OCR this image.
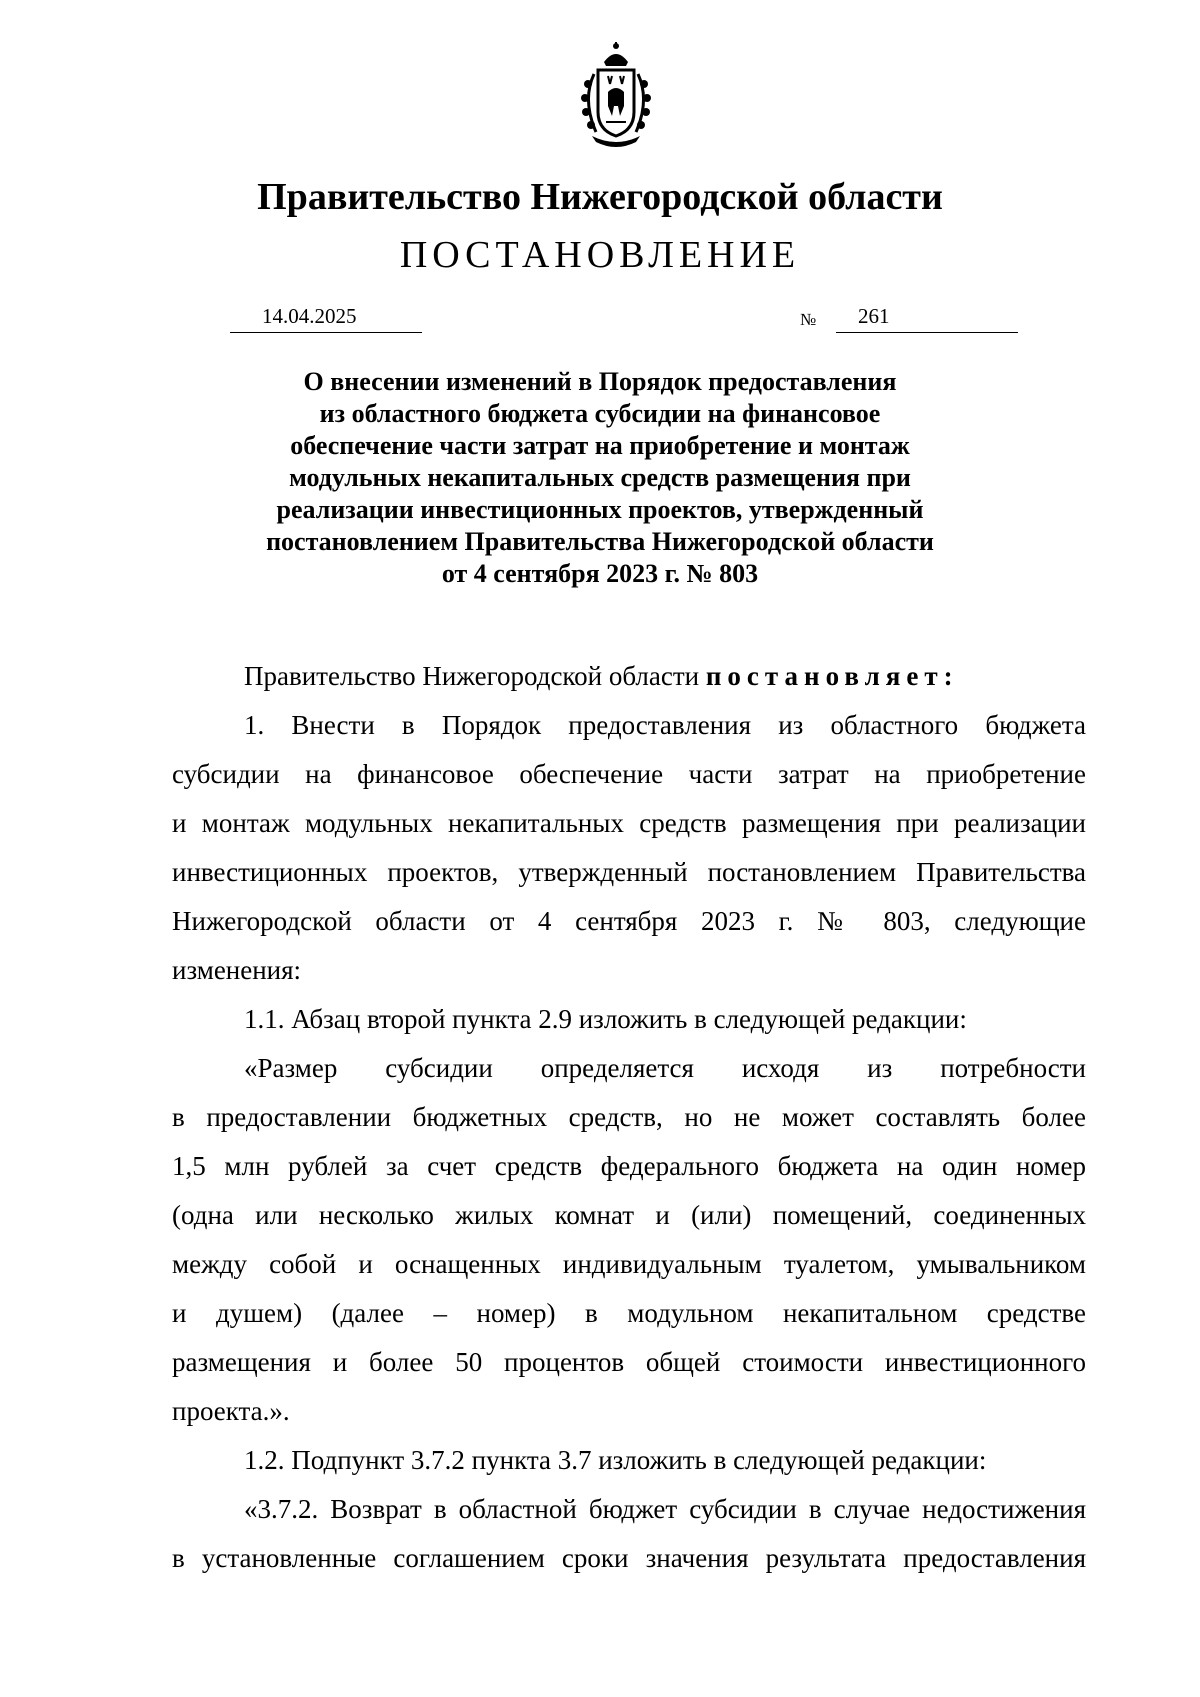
Правительство Нижегородской области
ПОСТАНОВЛЕНИЕ
14.04.2025	№ 261
О внесении изменений в Порядок предоставления
из областного бюджета субсидии на финансовое
обеспечение части затрат на приобретение и монтаж
модульных некапитальных средств размещения при
реализации инвестиционных проектов, утвержденный
постановлением Правительства Нижегородской области
от 4 сентября 2023 г. № 803
Правительство Нижегородской области постановляет:
1. Внести в Порядок предоставления из областного бюджета
субсидии на финансовое обеспечение части затрат на приобретение
и монтаж модульных некапитальных средств размещения при реализации
инвестиционных проектов, утвержденный постановлением Правительства
Нижегородской области от 4 сентября 2023 г. № 803, следующие
изменения:
1.1. Абзац второй пункта 2.9 изложить в следующей редакции:
«Размер субсидии определяется исходя из потребности
в предоставлении бюджетных средств, но не может составлять более
1,5 млн рублей за счет средств федерального бюджета на один номер
(одна или несколько жилых комнат и (или) помещений, соединенных
между собой и оснащенных индивидуальным туалетом, умывальником
и душем) (далее – номер) в модульном некапитальном средстве
размещения и более 50 процентов общей стоимости инвестиционного
проекта.».
1.2. Подпункт 3.7.2 пункта 3.7 изложить в следующей редакции:
«3.7.2. Возврат в областной бюджет субсидии в случае недостижения
в установленные соглашением сроки значения результата предоставления
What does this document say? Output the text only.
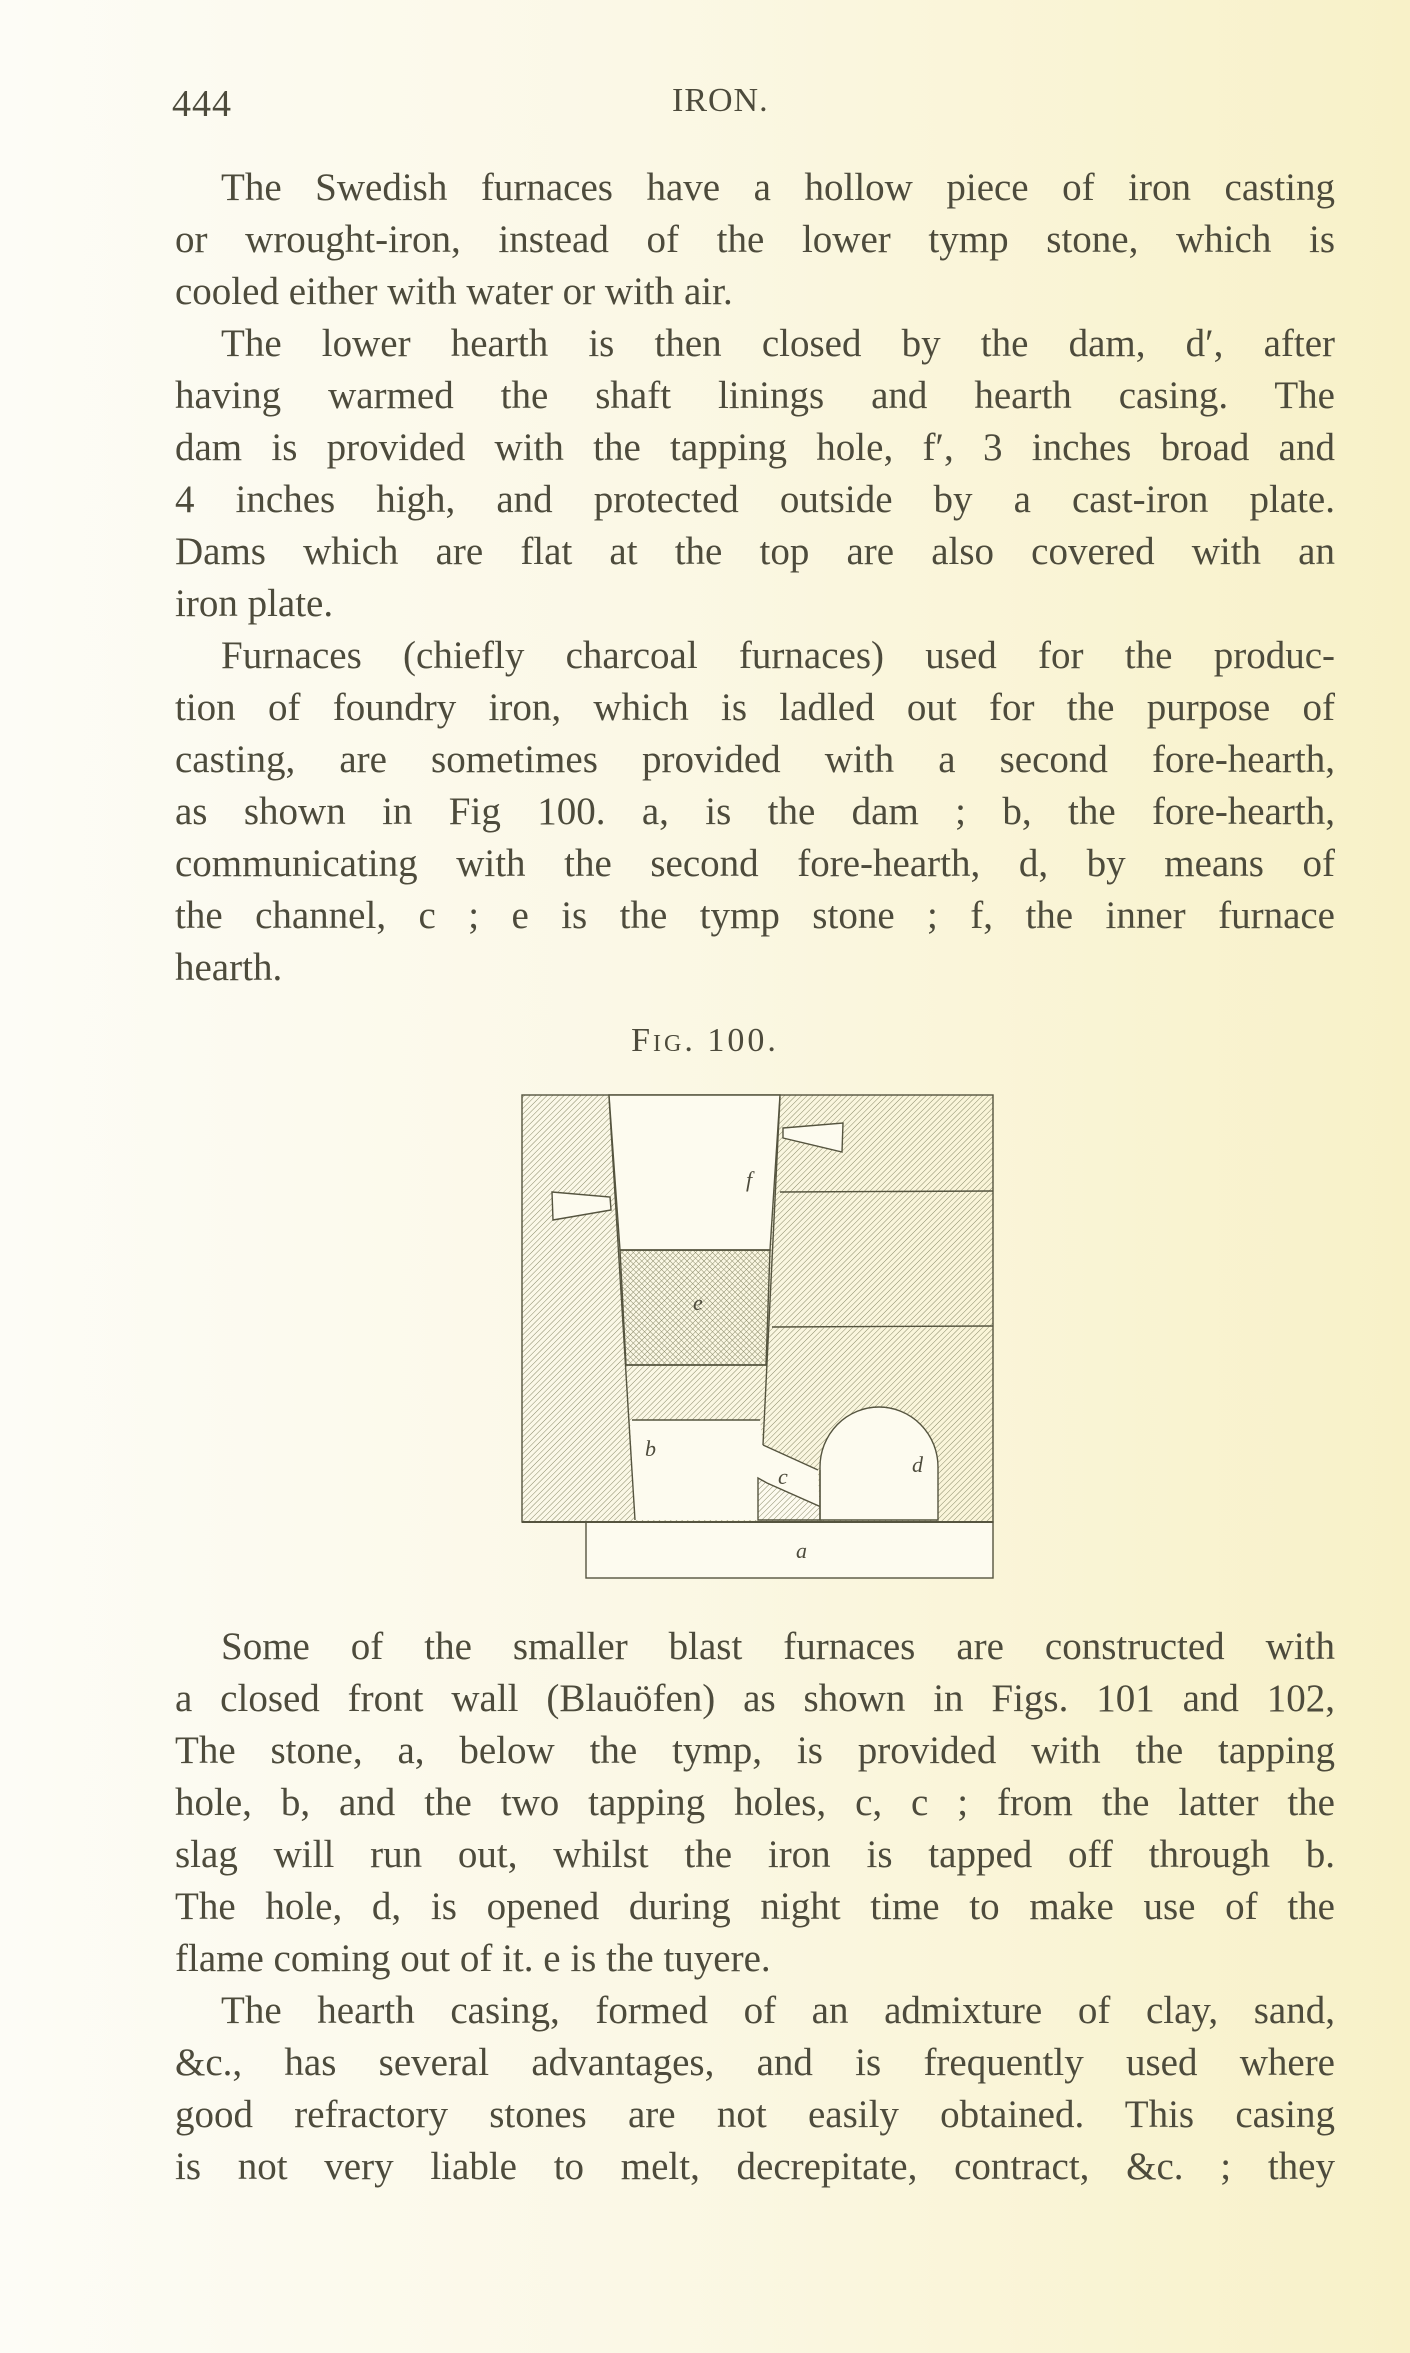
444	IRON.
The Swedish furnaces have a hollow piece of iron casting
or wrought-iron, instead of the lower tymp stone, which is
cooled either with water or with air.
The lower hearth is then closed by the dam, d′, after
having warmed the shaft linings and hearth casing. The
dam is provided with the tapping hole, f′, 3 inches broad and
4 inches high, and protected outside by a cast-iron plate.
Dams which are flat at the top are also covered with an
iron plate.
Furnaces (chiefly charcoal furnaces) used for the produc-
tion of foundry iron, which is ladled out for the purpose of
casting, are sometimes provided with a second fore-hearth,
as shown in Fig 100. a, is the dam ; b, the fore-hearth,
communicating with the second fore-hearth, d, by means of
the channel, c ; e is the tymp stone ; f, the inner furnace
hearth.
Fig. 100.
f
e
b
c	d
a
Some of the smaller blast furnaces are constructed with
a closed front wall (Blauöfen) as shown in Figs. 101 and 102,
The stone, a, below the tymp, is provided with the tapping
hole, b, and the two tapping holes, c, c ; from the latter the
slag will run out, whilst the iron is tapped off through b.
The hole, d, is opened during night time to make use of the
flame coming out of it. e is the tuyere.
The hearth casing, formed of an admixture of clay, sand,
&c., has several advantages, and is frequently used where
good refractory stones are not easily obtained. This casing
is not very liable to melt, decrepitate, contract, &c. ; they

* Work to be completed *
How many of the lines above include the string "shown"? Reply with the number by itself.

* Reply *
2